[Dataset rows]

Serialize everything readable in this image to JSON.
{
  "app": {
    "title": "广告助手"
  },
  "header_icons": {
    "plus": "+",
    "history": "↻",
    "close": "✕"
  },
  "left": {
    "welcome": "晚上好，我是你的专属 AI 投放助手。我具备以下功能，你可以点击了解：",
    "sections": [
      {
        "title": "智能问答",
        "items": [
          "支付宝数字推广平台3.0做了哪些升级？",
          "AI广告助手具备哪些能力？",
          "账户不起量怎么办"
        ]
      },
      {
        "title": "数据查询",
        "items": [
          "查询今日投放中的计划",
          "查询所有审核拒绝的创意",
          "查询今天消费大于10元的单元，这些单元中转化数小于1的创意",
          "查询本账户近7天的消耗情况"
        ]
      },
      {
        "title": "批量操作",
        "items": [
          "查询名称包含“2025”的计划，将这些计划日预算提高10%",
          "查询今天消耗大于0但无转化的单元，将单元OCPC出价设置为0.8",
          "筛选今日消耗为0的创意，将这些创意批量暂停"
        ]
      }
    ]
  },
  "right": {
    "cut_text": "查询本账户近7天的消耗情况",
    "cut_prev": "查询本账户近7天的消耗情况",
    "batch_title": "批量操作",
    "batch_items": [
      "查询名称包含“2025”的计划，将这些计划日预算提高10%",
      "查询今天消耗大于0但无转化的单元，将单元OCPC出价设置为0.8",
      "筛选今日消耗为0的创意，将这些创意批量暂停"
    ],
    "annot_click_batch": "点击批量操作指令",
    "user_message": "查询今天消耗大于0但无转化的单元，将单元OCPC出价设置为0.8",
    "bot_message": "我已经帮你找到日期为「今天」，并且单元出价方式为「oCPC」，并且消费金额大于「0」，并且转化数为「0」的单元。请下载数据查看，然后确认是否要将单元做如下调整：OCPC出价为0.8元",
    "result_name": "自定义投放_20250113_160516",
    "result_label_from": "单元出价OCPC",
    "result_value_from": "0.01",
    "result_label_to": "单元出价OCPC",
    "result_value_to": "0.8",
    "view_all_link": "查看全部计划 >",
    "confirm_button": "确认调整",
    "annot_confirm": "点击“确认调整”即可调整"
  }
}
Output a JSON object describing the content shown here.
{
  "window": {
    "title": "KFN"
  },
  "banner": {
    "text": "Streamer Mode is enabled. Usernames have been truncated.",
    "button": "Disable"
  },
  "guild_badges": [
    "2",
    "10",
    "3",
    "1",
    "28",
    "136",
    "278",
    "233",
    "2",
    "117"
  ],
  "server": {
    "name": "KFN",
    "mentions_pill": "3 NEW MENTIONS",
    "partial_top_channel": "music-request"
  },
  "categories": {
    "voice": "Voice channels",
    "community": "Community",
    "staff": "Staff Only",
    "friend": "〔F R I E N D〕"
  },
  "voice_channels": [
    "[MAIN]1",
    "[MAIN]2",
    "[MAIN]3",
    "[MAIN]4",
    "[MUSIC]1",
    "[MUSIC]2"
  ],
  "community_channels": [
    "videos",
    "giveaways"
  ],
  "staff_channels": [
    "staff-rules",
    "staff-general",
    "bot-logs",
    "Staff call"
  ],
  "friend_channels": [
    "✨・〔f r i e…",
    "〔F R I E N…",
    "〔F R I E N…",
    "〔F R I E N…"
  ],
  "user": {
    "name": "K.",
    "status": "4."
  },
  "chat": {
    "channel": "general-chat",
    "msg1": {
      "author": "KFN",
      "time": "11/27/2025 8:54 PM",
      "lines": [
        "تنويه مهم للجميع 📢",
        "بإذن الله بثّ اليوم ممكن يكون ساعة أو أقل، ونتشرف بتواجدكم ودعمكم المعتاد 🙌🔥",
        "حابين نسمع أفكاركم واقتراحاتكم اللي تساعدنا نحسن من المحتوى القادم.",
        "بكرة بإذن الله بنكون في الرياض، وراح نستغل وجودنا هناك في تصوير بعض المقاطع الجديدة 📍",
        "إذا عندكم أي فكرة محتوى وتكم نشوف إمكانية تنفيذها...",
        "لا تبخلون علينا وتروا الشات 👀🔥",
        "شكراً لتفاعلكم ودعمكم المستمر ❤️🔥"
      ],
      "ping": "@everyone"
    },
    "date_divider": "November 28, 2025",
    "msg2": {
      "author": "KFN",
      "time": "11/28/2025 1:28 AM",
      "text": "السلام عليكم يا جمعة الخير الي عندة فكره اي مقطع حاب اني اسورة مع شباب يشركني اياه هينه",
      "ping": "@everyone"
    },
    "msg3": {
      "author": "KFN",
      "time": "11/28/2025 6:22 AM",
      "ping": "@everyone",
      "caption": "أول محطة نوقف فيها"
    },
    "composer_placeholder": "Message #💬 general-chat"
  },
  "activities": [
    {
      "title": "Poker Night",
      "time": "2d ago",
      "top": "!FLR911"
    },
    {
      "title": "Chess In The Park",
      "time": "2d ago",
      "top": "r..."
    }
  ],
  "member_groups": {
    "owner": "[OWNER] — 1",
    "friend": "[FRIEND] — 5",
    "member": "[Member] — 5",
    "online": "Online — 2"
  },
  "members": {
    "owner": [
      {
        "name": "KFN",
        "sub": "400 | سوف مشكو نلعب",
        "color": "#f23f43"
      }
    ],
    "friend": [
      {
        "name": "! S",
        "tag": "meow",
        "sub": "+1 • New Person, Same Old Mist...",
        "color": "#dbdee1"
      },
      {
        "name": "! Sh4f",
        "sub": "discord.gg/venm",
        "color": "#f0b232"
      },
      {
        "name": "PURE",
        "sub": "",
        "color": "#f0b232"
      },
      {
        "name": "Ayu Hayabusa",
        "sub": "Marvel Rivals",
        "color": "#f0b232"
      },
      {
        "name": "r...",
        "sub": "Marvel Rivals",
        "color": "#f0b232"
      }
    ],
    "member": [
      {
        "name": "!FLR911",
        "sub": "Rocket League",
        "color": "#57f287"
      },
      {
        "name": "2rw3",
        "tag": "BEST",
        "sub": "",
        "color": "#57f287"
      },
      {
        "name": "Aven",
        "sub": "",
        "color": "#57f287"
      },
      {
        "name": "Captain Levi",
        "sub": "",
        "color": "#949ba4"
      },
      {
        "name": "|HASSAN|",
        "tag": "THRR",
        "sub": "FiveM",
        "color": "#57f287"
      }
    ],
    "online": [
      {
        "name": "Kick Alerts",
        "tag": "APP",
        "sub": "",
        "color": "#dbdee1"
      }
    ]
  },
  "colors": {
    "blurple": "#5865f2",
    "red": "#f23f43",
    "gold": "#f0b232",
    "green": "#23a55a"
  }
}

--

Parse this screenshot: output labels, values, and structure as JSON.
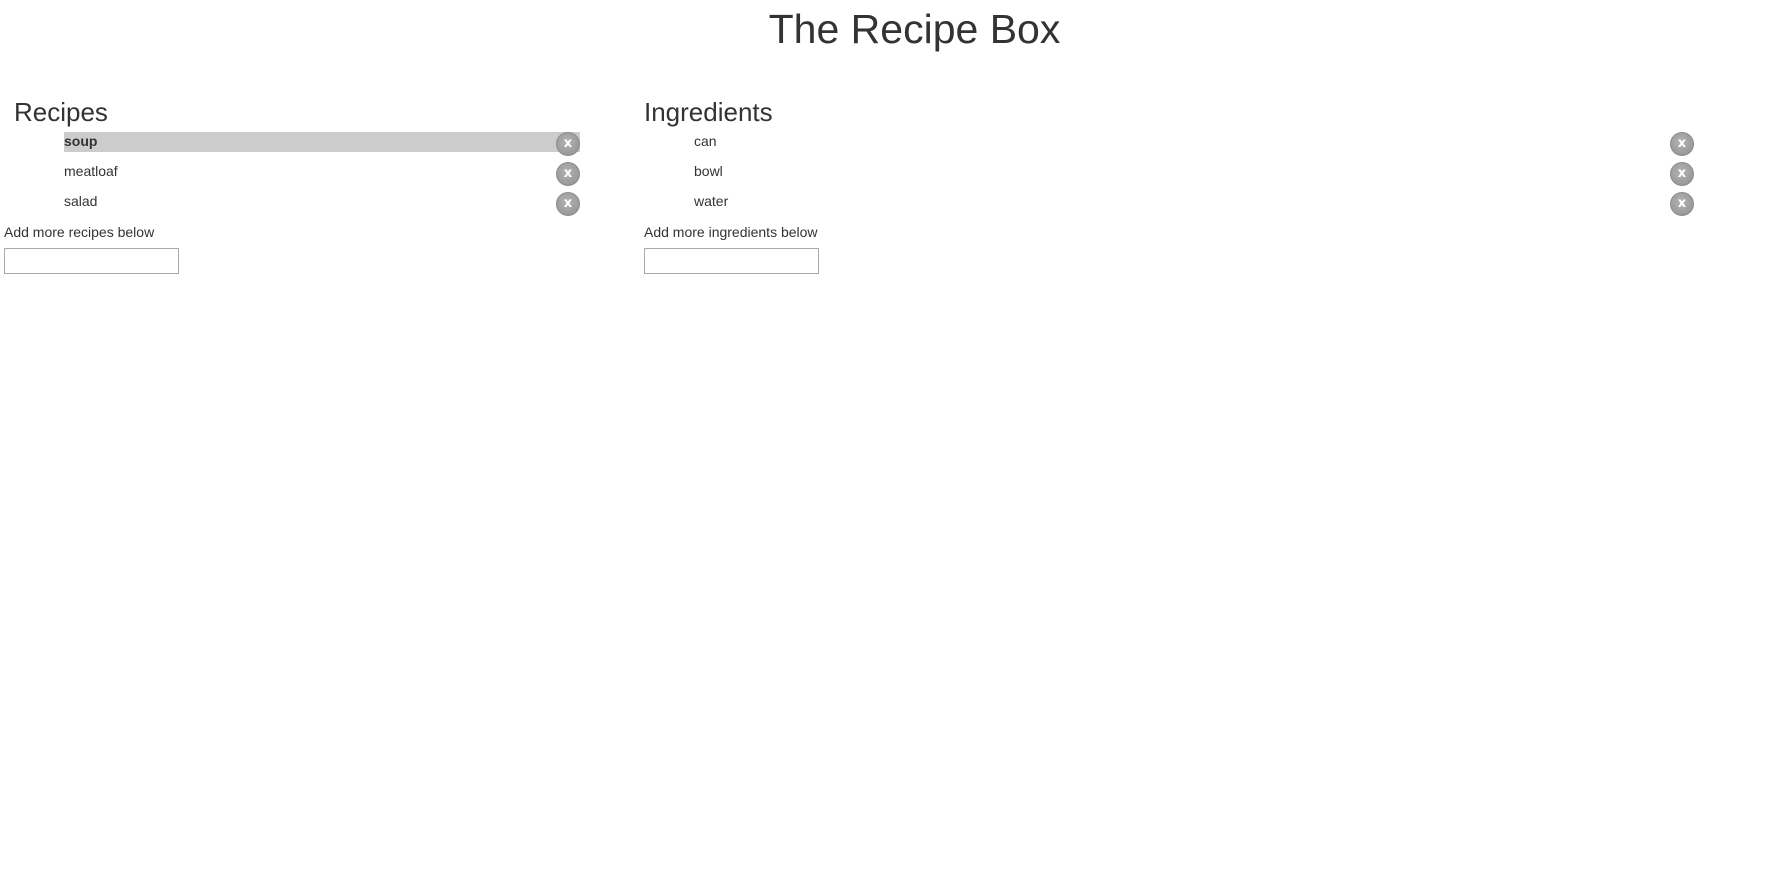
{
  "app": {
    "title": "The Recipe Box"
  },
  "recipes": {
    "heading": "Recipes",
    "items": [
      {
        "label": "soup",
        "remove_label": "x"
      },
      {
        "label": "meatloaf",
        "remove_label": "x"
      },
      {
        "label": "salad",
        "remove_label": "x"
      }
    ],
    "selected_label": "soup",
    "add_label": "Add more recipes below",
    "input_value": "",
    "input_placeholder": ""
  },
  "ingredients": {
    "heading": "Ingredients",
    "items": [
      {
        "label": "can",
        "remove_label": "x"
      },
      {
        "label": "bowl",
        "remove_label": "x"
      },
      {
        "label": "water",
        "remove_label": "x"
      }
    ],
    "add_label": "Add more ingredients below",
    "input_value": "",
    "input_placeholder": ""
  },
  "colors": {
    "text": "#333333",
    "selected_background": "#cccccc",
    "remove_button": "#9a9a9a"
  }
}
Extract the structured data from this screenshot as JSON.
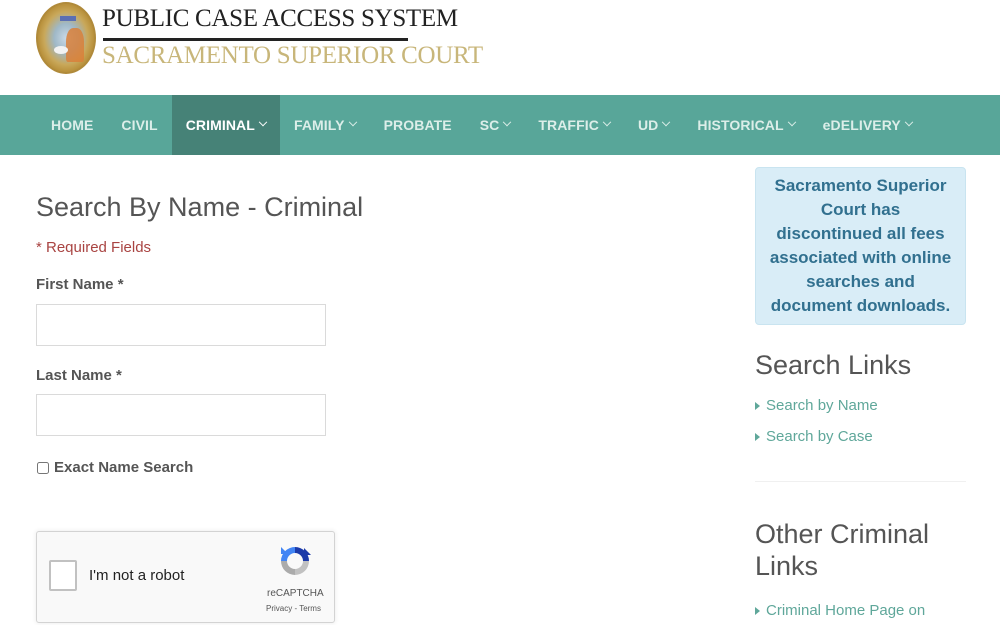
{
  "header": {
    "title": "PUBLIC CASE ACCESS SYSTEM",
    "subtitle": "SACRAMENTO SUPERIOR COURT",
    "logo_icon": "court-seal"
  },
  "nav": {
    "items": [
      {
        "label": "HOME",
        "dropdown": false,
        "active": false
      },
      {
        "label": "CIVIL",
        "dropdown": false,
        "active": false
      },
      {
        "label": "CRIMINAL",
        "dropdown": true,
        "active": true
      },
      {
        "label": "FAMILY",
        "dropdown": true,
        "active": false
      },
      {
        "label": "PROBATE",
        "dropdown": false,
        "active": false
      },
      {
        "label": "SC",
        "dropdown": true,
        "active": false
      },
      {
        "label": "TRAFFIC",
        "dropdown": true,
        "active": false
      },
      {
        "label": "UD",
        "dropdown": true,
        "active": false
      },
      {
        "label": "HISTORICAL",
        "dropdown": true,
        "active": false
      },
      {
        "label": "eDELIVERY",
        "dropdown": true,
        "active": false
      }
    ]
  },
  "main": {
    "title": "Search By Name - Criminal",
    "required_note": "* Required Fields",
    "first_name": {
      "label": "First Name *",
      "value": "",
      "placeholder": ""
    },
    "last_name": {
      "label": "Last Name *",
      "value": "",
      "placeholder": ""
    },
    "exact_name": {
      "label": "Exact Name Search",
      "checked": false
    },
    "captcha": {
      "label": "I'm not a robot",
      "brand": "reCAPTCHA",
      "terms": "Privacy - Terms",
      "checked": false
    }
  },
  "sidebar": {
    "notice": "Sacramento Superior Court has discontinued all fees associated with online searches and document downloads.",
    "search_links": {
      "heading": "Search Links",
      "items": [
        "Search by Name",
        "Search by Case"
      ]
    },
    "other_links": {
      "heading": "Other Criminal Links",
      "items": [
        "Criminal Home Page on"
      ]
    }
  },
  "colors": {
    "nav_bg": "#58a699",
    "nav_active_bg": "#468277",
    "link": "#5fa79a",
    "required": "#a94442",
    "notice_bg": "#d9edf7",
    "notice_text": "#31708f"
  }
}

...

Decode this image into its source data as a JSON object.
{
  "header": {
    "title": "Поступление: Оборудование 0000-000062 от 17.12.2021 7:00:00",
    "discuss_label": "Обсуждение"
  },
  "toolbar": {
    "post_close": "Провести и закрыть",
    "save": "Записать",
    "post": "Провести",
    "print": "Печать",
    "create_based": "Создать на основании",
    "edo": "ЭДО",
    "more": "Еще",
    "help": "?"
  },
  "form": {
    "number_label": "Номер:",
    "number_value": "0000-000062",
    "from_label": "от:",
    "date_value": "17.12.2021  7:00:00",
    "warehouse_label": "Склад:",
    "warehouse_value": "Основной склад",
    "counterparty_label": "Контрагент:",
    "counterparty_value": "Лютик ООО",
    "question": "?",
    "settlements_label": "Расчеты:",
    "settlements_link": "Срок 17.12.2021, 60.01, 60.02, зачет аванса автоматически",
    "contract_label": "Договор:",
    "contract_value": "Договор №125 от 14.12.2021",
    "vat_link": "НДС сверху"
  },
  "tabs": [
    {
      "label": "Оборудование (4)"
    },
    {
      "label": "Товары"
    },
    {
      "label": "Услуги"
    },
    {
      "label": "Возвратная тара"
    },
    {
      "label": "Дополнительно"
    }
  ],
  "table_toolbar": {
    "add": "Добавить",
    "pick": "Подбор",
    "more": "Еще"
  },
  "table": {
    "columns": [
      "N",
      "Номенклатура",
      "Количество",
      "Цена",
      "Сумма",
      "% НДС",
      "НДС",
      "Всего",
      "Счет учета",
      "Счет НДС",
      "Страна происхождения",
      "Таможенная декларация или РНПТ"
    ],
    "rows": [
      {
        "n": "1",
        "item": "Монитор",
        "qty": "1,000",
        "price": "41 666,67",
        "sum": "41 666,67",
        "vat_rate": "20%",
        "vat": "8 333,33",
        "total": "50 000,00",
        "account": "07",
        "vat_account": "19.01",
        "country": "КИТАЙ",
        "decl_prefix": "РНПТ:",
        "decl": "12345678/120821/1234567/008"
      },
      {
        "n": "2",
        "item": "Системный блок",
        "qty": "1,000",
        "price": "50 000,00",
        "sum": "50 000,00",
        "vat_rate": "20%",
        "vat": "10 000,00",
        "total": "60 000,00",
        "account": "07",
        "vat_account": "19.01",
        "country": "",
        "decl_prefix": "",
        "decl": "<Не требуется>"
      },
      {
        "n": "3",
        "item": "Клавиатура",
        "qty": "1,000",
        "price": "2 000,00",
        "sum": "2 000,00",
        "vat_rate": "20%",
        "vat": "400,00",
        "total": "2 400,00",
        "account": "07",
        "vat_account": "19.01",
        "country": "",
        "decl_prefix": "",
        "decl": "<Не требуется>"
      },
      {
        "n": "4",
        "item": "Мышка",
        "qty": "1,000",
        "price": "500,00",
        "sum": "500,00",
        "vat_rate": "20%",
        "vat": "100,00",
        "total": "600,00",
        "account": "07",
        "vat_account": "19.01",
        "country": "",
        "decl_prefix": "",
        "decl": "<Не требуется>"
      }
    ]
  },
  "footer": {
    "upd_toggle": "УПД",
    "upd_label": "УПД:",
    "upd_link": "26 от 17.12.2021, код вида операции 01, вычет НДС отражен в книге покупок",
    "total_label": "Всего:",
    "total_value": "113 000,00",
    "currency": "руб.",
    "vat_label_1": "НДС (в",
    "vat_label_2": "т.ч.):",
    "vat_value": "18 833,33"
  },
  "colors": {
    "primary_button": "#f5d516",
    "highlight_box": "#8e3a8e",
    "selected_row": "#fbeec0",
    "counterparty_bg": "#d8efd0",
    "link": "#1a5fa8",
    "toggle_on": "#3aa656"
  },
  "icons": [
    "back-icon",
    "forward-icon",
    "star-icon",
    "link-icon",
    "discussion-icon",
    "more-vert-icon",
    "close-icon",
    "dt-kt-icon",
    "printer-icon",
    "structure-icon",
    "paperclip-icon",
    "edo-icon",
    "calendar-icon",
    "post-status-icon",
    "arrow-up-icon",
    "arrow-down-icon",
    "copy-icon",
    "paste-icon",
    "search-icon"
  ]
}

Exercise directions => Copy every line of the listing where the word "this" appears.

Problem solution =>
Serialize everything readable in this image to JSON.
Parse this screenshot: output labels, values, and structure as JSON.
Extract the structured data from this screenshot as JSON.
Decode this image into its source data as a JSON object.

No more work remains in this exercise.